> **Task instructions**
Tally up the lines below that include the word "encore". Answer with the number alone.

> **Provided data**

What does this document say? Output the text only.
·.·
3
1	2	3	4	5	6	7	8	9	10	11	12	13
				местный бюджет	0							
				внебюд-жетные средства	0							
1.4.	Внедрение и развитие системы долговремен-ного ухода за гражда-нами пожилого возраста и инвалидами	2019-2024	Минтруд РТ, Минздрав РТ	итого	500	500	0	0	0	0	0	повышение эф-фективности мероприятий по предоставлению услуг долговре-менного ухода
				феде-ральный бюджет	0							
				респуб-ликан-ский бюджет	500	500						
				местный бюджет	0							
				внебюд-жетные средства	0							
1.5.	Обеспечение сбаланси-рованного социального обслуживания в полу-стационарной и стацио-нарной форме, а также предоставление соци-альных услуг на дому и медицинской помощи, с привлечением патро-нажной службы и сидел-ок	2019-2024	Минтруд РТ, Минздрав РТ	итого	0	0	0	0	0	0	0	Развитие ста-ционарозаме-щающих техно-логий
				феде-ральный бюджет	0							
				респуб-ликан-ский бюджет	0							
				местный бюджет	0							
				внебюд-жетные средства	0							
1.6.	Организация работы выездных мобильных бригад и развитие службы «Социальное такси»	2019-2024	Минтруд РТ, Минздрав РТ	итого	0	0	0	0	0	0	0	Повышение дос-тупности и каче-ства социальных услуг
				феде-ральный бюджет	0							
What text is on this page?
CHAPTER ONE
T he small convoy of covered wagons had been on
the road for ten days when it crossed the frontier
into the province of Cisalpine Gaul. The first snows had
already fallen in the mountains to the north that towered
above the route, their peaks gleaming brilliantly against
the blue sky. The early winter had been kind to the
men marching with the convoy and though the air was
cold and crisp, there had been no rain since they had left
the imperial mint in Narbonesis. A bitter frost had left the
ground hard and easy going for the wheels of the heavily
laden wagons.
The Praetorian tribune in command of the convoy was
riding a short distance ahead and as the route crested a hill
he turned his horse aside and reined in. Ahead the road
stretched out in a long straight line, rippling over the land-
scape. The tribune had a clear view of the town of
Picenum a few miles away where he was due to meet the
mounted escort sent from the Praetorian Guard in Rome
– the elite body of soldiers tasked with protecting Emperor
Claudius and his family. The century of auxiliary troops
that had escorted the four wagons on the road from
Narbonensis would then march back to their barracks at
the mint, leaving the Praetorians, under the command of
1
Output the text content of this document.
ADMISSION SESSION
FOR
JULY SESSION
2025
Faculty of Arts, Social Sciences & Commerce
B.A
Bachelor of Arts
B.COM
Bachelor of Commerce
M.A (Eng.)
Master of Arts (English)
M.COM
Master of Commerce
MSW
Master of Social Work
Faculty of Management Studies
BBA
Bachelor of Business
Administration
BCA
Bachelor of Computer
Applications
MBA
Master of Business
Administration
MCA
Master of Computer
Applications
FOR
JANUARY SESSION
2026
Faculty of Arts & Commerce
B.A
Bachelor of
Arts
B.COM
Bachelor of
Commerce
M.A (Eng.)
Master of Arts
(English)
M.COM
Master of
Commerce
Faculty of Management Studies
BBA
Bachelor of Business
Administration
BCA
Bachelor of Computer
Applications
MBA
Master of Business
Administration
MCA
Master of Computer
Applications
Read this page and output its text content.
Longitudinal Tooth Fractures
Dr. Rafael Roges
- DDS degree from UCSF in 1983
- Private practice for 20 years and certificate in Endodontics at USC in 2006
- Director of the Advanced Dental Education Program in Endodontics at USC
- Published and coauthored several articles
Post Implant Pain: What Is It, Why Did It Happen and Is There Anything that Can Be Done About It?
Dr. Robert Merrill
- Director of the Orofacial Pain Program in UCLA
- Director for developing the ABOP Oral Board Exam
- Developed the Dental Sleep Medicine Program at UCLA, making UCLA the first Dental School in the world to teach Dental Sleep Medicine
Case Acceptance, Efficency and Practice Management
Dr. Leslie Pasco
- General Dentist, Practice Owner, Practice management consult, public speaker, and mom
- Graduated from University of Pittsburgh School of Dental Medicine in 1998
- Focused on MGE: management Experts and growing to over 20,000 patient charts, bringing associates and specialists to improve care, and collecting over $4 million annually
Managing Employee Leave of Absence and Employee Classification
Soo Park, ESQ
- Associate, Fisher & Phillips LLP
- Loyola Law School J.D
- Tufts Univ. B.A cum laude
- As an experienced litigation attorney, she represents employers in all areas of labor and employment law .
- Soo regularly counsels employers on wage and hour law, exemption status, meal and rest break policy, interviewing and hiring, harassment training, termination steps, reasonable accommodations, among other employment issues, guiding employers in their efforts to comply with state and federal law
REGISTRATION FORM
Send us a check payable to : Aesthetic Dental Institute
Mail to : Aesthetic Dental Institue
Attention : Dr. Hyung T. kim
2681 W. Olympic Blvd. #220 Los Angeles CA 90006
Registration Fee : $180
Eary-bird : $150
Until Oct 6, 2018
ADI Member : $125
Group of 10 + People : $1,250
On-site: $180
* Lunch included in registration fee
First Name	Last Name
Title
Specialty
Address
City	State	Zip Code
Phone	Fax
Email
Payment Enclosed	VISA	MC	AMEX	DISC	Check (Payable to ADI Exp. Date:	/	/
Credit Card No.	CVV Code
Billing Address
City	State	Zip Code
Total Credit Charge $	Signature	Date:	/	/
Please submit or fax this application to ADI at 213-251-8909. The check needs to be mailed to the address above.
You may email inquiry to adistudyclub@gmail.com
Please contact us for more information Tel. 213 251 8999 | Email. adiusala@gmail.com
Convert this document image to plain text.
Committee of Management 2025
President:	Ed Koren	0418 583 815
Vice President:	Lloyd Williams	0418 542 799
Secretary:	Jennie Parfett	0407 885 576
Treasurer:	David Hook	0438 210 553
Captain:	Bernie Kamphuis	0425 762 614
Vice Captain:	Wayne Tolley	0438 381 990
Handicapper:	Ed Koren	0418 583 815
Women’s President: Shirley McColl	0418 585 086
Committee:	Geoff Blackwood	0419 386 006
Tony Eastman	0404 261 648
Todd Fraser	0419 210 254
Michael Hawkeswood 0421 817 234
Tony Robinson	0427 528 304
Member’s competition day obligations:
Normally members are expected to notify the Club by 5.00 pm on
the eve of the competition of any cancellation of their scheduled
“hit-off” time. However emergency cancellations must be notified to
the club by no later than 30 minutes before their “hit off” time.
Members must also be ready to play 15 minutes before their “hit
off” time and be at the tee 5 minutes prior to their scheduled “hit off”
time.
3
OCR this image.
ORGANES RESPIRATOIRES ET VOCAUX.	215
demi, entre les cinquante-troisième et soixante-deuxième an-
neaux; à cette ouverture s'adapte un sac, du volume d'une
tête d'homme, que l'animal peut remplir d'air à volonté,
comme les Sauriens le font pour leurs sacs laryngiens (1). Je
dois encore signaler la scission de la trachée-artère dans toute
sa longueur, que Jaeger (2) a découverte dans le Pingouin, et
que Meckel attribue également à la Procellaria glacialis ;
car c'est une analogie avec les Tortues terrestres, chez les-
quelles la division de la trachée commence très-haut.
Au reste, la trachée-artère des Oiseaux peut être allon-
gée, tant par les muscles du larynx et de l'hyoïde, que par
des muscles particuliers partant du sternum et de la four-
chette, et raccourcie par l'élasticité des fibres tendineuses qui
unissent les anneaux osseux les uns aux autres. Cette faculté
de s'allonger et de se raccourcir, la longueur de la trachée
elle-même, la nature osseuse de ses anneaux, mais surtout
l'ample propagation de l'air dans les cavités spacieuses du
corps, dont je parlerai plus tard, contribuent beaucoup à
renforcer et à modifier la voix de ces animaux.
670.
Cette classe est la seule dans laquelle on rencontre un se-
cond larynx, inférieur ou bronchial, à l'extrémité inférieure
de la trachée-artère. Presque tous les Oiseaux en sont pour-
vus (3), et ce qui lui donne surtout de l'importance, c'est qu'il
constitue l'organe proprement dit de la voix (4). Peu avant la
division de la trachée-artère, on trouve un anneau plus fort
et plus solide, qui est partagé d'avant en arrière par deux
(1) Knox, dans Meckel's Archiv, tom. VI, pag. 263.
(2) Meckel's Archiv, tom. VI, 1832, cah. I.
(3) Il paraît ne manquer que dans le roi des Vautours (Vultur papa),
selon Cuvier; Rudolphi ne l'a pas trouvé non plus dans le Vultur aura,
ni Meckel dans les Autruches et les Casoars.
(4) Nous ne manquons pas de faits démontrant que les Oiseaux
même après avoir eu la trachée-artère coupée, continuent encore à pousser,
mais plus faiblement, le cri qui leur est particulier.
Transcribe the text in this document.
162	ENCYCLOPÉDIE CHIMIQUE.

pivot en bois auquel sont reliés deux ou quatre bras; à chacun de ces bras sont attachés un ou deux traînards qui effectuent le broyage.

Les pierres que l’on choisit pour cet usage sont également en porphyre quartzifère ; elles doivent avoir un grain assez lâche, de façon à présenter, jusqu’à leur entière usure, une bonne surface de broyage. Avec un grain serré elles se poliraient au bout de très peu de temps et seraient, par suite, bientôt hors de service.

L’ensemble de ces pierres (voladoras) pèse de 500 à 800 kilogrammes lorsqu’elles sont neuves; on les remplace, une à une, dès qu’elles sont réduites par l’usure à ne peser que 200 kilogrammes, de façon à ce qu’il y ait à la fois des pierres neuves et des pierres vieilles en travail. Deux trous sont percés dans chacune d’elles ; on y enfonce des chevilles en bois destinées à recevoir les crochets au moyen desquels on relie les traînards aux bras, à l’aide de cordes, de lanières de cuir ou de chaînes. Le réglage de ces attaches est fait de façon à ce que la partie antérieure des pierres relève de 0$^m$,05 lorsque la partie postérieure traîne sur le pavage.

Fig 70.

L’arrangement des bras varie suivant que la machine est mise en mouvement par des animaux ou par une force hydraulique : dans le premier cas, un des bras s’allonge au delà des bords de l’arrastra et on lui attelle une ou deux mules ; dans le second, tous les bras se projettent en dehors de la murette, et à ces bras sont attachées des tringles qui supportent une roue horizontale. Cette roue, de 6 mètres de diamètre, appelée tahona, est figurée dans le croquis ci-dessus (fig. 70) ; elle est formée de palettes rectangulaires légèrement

> **Final answer**
2